_Stored entries_
· · · ·

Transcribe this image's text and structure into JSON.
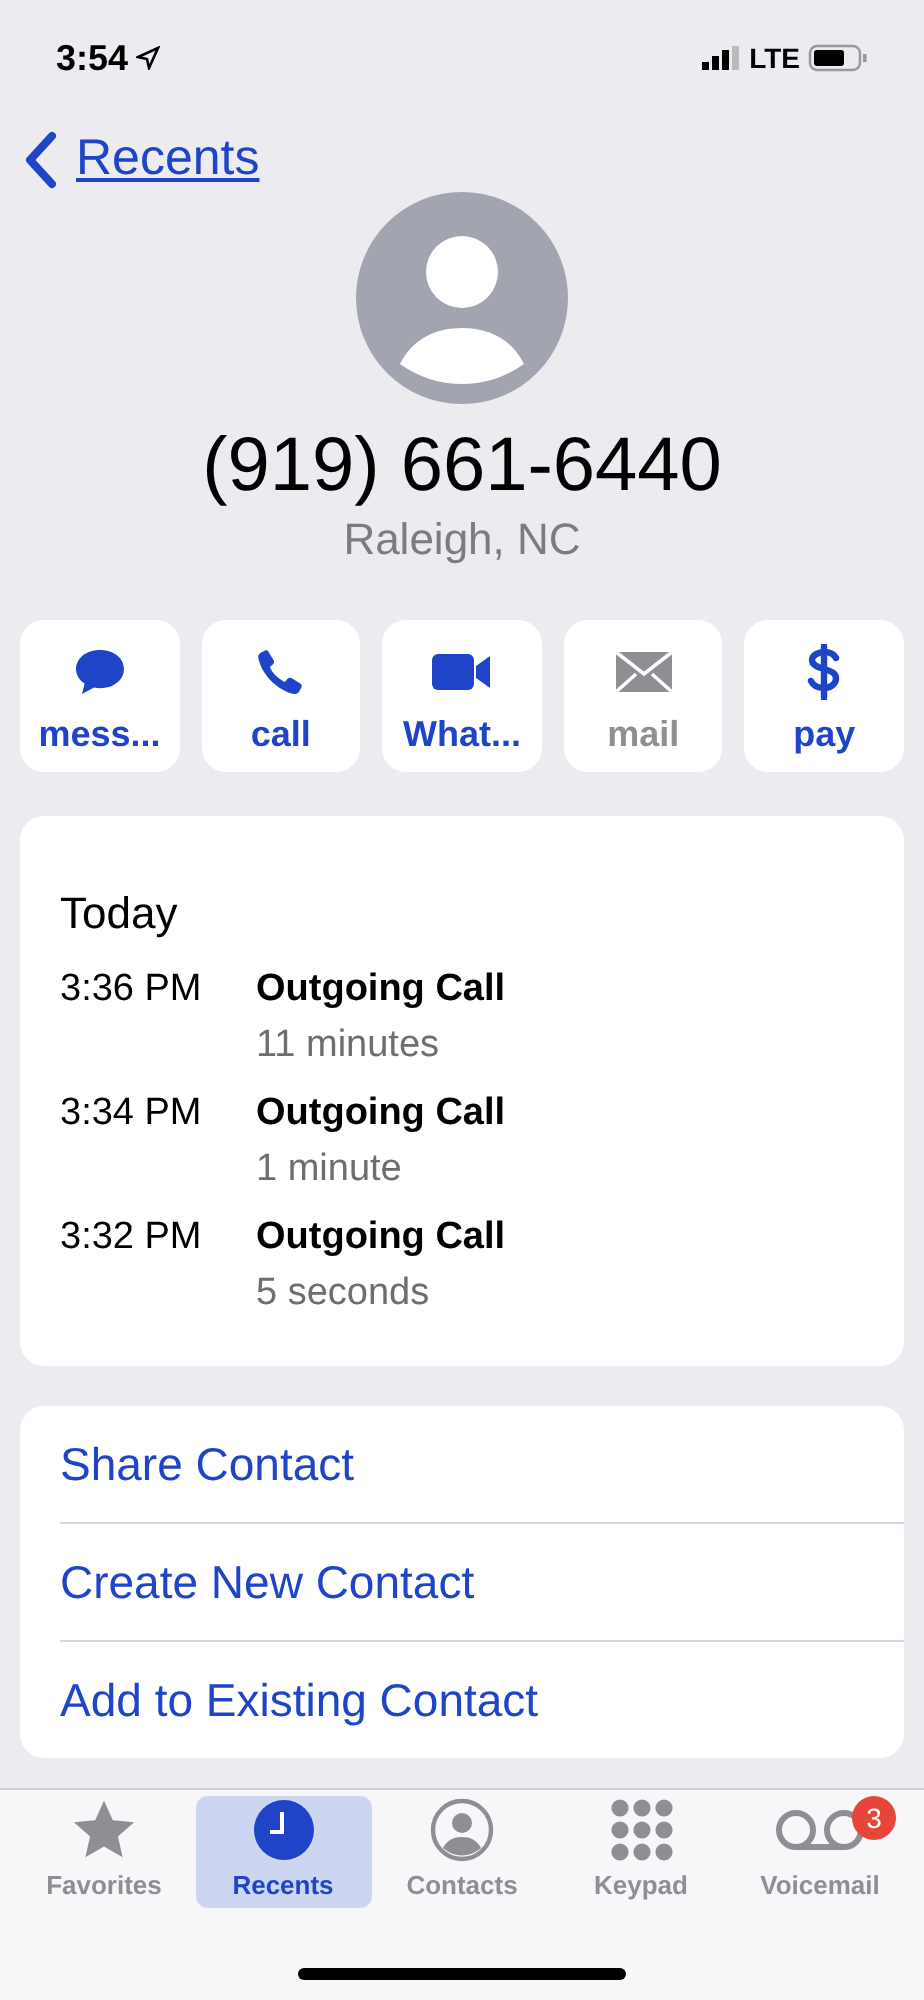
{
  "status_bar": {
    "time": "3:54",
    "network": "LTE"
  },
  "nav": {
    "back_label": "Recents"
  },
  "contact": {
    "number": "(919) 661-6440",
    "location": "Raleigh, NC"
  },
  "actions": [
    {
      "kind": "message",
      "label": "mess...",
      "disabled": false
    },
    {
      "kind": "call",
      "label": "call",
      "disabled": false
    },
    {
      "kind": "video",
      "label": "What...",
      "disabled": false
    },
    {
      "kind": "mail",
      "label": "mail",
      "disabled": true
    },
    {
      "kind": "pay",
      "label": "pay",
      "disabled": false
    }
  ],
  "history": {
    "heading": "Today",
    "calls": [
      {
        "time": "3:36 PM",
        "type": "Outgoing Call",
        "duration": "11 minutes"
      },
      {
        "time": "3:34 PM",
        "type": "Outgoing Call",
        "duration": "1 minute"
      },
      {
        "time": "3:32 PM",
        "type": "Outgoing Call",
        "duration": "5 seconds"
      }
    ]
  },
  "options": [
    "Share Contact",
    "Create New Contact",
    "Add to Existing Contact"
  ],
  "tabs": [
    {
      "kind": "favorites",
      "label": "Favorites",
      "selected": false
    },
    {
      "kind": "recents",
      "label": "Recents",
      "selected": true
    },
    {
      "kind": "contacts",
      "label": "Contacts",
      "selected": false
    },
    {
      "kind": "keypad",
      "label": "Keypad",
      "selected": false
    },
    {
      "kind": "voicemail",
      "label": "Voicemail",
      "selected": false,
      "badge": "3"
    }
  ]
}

· · · ·

_Work to be completed_
Write out all the records again, exactly, minus any pictures.

_Reply to the task_
Transcribe this image's text and structure into JSON.
{
  "status_bar": {
    "time": "3:54",
    "network": "LTE"
  },
  "nav": {
    "back_label": "Recents"
  },
  "contact": {
    "number": "(919) 661-6440",
    "location": "Raleigh, NC"
  },
  "actions": [
    {
      "kind": "message",
      "label": "mess...",
      "disabled": false
    },
    {
      "kind": "call",
      "label": "call",
      "disabled": false
    },
    {
      "kind": "video",
      "label": "What...",
      "disabled": false
    },
    {
      "kind": "mail",
      "label": "mail",
      "disabled": true
    },
    {
      "kind": "pay",
      "label": "pay",
      "disabled": false
    }
  ],
  "history": {
    "heading": "Today",
    "calls": [
      {
        "time": "3:36 PM",
        "type": "Outgoing Call",
        "duration": "11 minutes"
      },
      {
        "time": "3:34 PM",
        "type": "Outgoing Call",
        "duration": "1 minute"
      },
      {
        "time": "3:32 PM",
        "type": "Outgoing Call",
        "duration": "5 seconds"
      }
    ]
  },
  "options": [
    "Share Contact",
    "Create New Contact",
    "Add to Existing Contact"
  ],
  "tabs": [
    {
      "kind": "favorites",
      "label": "Favorites",
      "selected": false
    },
    {
      "kind": "recents",
      "label": "Recents",
      "selected": true
    },
    {
      "kind": "contacts",
      "label": "Contacts",
      "selected": false
    },
    {
      "kind": "keypad",
      "label": "Keypad",
      "selected": false
    },
    {
      "kind": "voicemail",
      "label": "Voicemail",
      "selected": false,
      "badge": "3"
    }
  ]
}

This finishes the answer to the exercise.